--- YOUR OBJECTIVE ---
Say how many lines in the records include the string "naliligiran", adding no other words.

####################

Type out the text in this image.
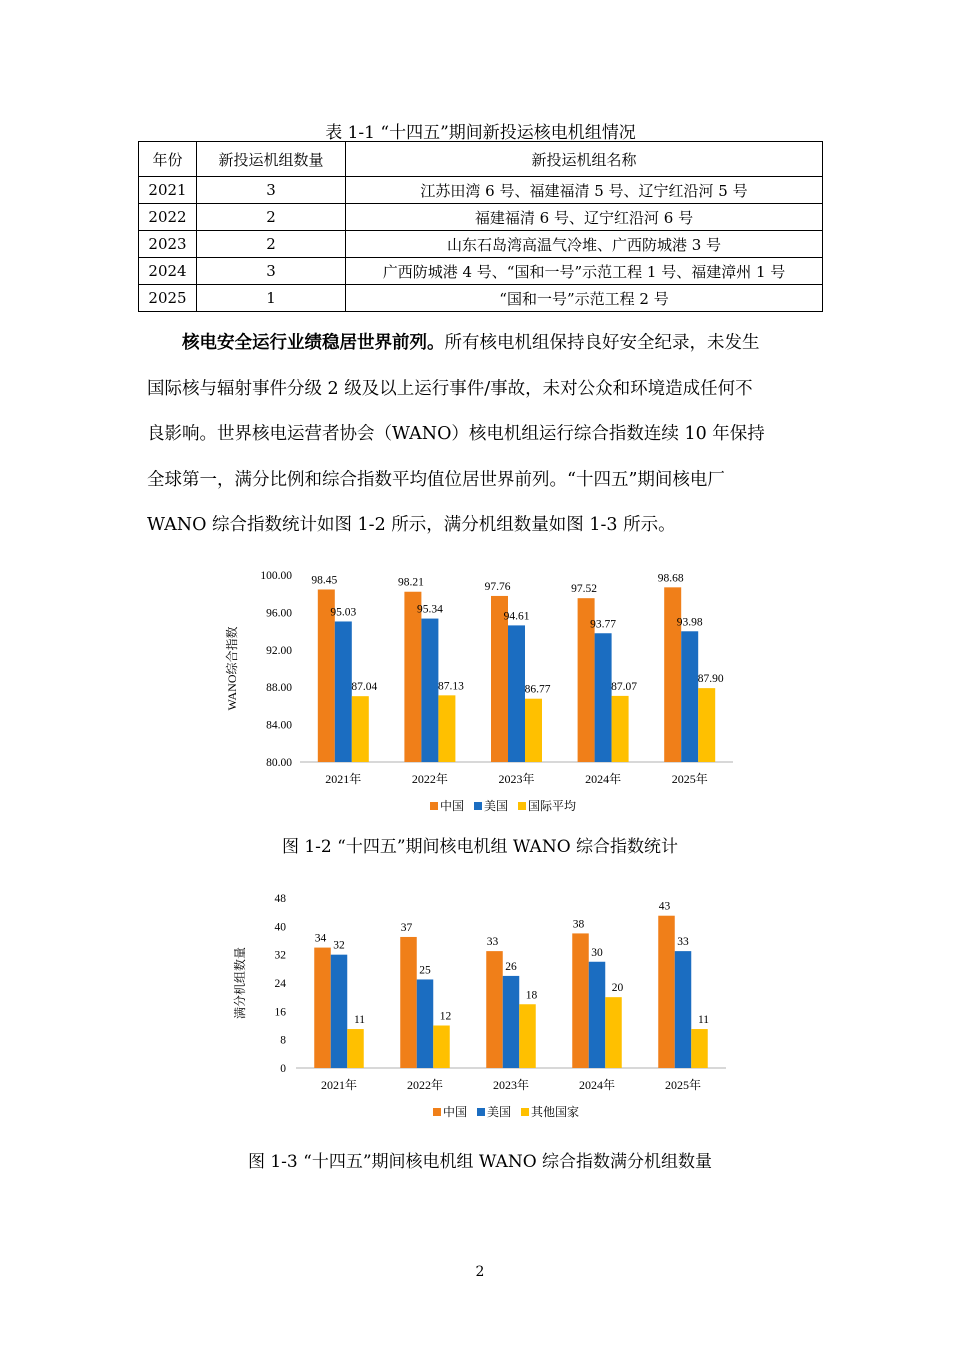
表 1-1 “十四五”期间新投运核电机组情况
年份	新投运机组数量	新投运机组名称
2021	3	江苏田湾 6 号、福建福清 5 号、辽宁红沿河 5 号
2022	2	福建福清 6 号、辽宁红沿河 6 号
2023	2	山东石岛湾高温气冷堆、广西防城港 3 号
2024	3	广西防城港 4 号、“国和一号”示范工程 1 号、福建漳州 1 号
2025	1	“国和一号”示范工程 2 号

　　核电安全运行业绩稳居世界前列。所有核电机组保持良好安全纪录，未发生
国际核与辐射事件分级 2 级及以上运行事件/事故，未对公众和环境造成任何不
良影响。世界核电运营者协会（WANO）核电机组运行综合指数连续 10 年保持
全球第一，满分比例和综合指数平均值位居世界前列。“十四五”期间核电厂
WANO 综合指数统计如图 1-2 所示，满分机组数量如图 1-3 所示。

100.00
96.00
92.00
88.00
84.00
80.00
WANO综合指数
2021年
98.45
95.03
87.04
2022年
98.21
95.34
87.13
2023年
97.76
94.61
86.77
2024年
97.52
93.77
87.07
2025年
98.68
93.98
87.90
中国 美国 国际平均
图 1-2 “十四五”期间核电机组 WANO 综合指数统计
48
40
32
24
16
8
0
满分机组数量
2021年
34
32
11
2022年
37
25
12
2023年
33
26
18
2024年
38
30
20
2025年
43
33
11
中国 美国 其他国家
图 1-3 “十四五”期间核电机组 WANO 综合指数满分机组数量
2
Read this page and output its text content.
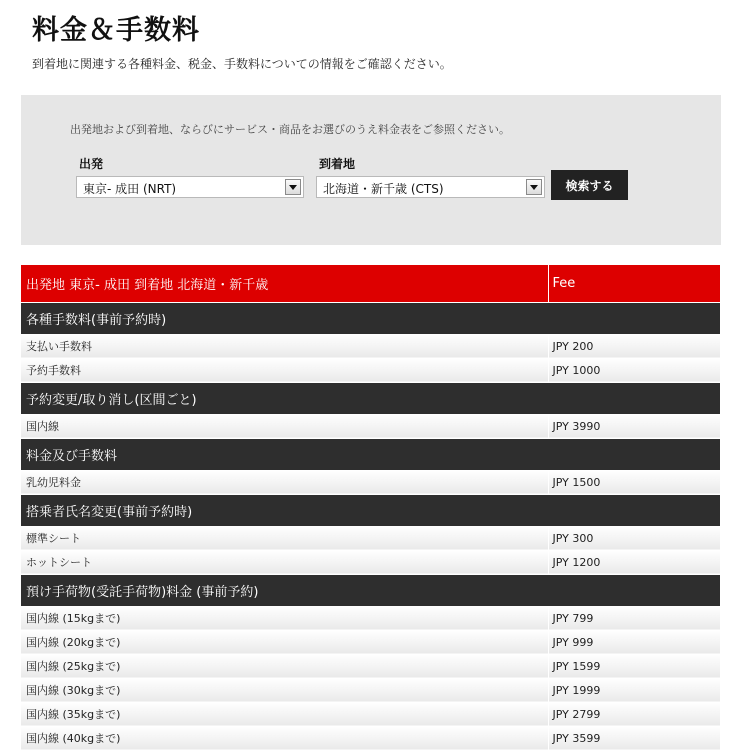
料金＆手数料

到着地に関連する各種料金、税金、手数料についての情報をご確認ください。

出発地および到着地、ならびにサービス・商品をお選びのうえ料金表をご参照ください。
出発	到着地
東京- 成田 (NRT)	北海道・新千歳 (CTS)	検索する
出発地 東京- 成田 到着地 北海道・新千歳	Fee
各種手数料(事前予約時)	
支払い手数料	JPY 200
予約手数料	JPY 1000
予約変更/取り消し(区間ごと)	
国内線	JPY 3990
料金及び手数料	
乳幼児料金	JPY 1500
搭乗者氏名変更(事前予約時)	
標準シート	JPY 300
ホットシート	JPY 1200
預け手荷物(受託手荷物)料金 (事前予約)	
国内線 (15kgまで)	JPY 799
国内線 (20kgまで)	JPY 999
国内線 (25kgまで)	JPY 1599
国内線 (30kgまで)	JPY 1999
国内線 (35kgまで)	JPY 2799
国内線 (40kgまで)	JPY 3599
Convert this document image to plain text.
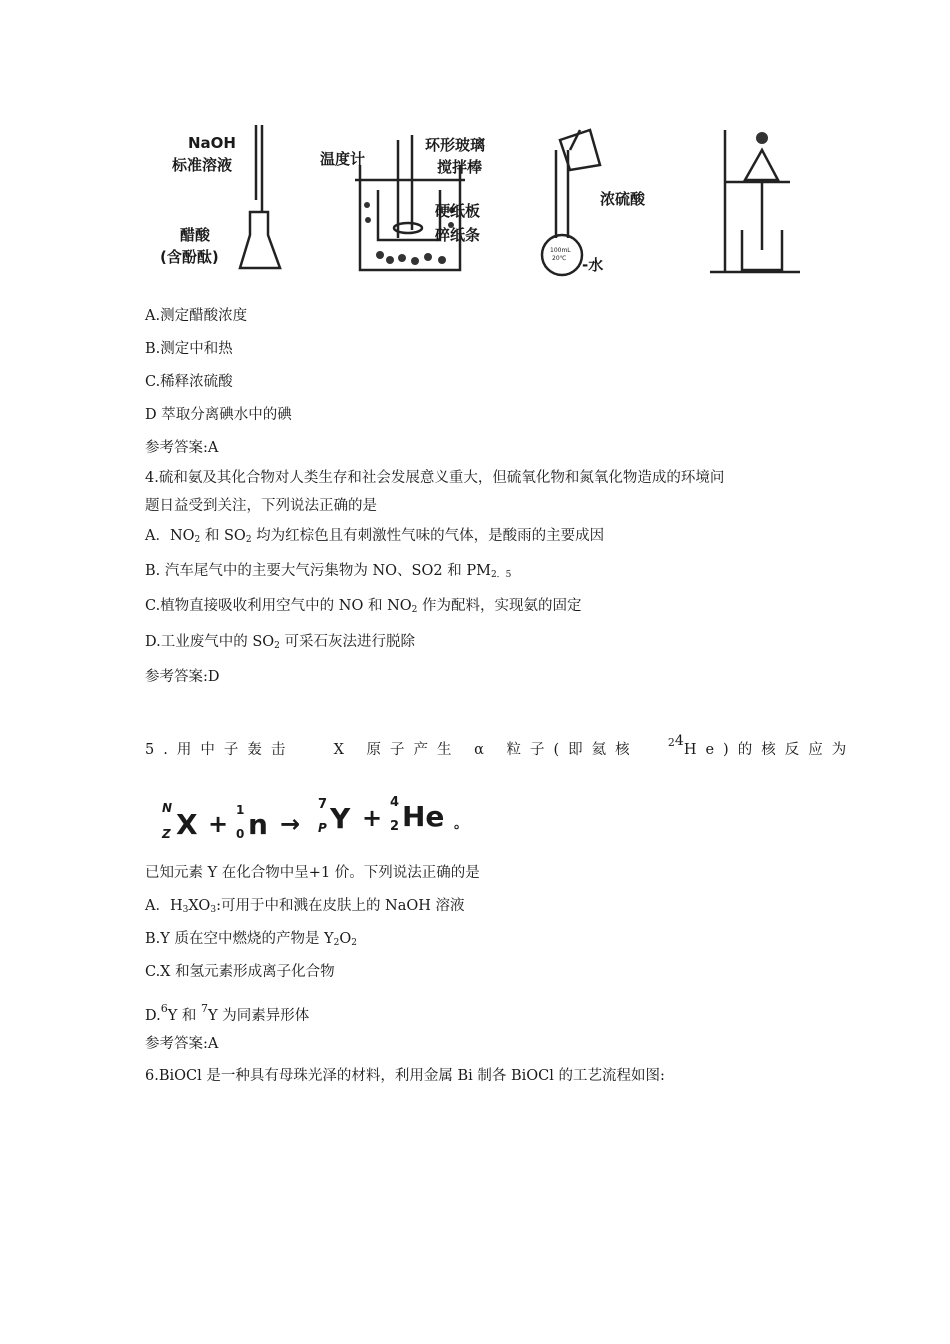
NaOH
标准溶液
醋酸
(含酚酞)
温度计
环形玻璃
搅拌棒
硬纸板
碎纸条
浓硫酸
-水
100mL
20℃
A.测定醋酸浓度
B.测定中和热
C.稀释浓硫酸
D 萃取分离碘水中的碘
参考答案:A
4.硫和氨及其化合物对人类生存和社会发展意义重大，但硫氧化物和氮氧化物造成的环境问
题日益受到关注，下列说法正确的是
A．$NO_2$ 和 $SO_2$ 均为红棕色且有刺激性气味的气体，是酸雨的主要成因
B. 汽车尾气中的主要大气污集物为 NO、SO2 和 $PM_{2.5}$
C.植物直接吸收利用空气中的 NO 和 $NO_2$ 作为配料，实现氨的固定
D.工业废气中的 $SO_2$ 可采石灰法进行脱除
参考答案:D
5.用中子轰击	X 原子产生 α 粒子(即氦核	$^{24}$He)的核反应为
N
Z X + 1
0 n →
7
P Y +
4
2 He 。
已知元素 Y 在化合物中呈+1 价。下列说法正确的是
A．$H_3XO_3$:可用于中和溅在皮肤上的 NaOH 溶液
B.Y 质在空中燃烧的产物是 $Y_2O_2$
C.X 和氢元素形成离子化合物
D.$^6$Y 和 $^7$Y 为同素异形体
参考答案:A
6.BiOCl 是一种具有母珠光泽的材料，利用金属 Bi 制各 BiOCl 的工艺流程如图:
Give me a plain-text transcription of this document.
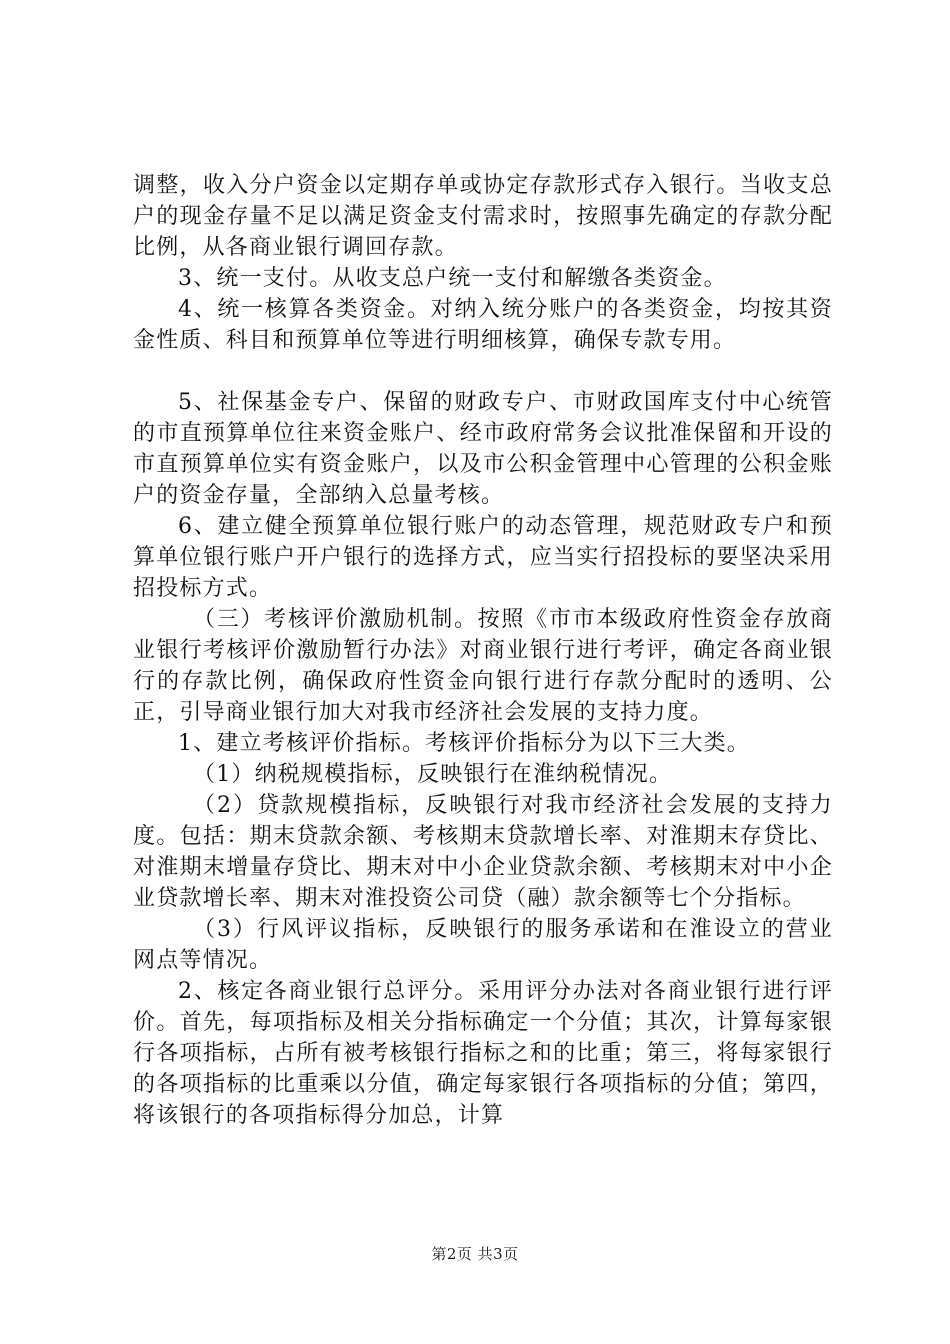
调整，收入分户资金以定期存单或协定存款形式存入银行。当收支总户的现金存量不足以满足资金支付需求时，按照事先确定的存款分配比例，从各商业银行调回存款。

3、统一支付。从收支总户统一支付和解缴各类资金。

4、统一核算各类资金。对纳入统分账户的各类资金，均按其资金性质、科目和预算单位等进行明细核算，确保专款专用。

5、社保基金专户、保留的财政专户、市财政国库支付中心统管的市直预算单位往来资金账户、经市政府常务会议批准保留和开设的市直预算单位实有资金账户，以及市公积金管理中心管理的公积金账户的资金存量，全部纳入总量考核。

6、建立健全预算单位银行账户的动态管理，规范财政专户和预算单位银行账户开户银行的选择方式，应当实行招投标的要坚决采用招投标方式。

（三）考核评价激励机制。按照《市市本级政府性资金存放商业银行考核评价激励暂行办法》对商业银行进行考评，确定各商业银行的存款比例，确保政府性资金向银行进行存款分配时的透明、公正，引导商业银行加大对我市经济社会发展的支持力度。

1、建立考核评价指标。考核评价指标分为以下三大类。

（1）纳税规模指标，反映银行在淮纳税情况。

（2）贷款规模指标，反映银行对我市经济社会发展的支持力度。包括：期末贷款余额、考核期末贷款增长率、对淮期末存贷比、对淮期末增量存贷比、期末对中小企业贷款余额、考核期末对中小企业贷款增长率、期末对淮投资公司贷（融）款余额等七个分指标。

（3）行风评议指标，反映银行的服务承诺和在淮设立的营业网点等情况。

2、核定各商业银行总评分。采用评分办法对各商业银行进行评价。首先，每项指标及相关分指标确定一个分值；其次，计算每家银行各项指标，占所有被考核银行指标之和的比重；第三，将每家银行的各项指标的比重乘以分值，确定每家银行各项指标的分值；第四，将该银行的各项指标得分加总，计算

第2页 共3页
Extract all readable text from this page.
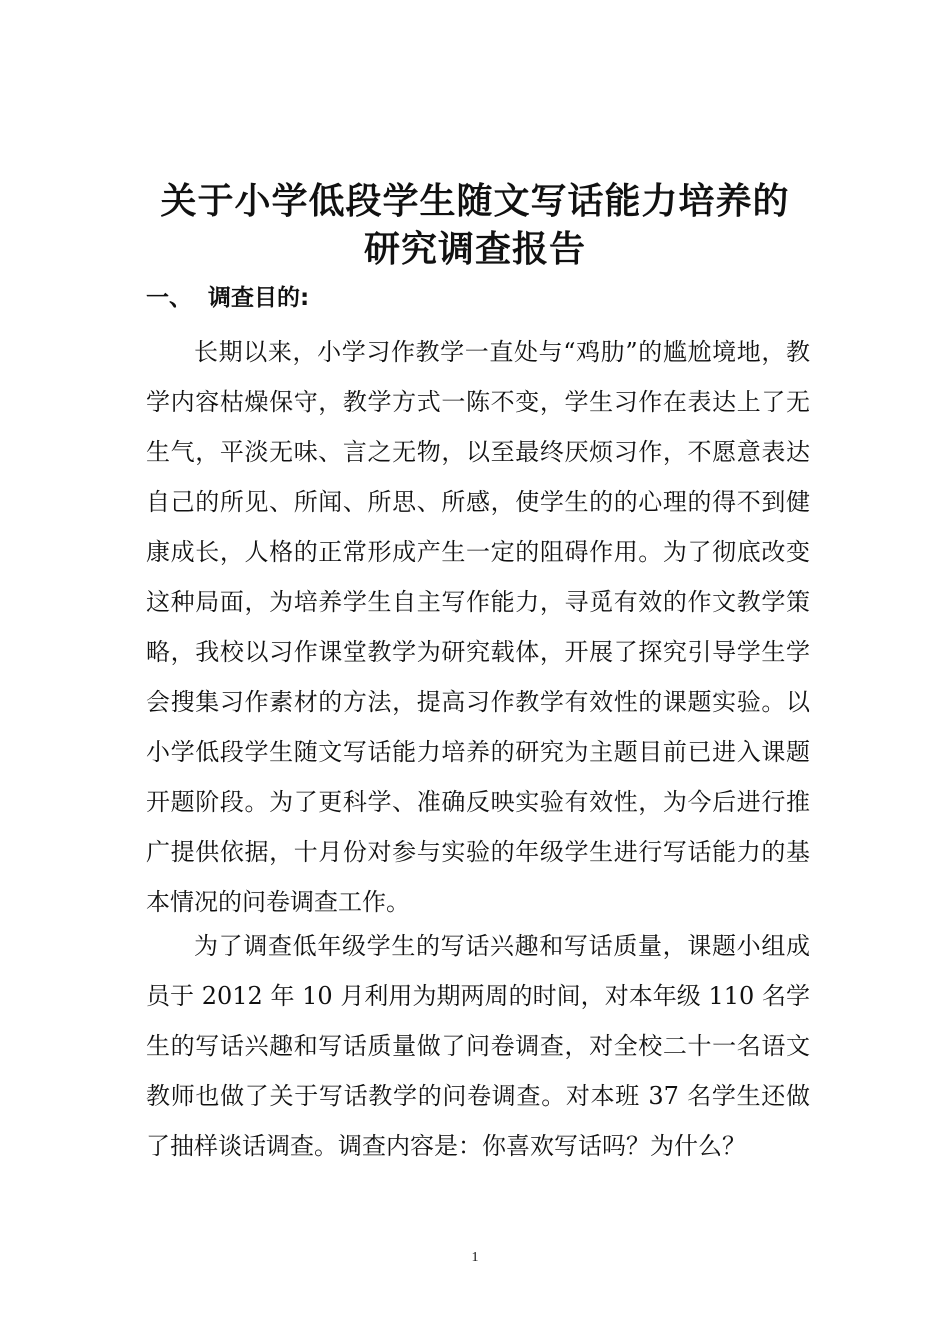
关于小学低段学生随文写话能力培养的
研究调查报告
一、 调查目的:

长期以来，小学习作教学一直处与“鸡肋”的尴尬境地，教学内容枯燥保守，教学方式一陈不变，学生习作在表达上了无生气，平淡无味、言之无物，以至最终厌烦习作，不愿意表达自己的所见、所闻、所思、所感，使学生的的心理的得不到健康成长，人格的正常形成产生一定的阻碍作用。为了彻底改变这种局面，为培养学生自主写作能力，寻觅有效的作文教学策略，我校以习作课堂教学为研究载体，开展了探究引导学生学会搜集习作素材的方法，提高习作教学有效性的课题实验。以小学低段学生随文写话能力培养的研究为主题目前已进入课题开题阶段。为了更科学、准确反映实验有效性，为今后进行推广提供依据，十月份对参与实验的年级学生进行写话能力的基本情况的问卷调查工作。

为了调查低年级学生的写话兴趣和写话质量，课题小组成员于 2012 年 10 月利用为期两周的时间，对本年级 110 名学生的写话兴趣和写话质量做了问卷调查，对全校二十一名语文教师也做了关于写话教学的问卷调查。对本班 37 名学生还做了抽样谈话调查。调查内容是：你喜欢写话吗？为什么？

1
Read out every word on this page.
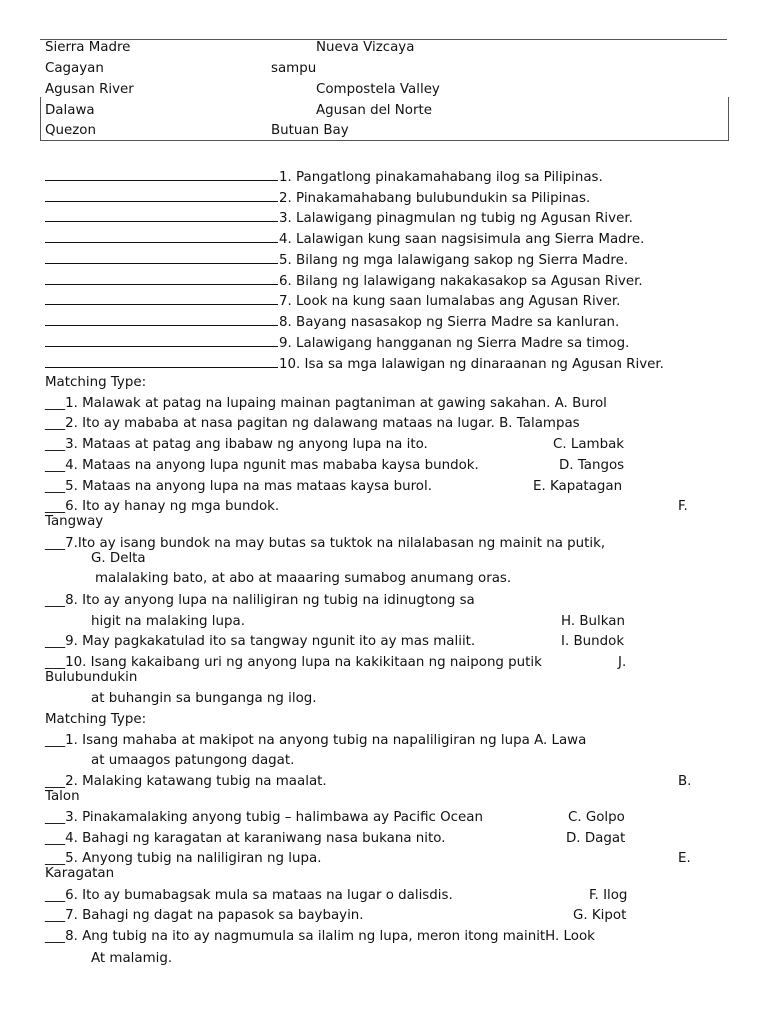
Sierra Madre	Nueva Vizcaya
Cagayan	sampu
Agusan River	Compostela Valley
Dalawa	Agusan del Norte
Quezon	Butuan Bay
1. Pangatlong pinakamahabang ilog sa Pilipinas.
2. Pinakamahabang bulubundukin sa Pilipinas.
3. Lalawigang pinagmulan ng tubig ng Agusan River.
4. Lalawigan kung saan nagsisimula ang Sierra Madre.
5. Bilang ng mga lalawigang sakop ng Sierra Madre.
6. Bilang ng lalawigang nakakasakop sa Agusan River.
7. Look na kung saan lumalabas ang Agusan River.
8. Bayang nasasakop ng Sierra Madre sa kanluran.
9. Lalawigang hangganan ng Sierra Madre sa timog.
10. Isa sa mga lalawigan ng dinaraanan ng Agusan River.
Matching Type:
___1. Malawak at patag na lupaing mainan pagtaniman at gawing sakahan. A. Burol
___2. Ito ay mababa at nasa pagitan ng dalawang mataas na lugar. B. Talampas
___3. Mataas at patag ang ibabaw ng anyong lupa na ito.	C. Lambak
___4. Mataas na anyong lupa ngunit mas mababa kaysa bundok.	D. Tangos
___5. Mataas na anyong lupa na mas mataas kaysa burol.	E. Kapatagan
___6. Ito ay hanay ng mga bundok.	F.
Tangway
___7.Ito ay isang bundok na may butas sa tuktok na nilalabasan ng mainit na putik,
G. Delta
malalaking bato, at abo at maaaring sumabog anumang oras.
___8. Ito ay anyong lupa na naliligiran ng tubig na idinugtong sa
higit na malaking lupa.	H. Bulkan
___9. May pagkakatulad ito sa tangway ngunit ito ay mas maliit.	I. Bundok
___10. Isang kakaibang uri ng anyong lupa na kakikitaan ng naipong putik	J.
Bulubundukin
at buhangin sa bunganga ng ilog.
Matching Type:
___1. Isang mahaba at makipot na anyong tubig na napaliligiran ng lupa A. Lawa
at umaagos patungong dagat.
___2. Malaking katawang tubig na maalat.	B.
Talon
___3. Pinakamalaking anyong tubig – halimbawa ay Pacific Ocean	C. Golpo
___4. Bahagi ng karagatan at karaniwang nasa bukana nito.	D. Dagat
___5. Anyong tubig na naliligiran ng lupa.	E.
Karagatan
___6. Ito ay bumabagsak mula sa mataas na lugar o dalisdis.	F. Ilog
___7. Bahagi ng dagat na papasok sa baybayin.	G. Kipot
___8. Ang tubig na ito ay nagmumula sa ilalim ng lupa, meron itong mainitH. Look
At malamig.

####################

--- TASK RESULT ---
2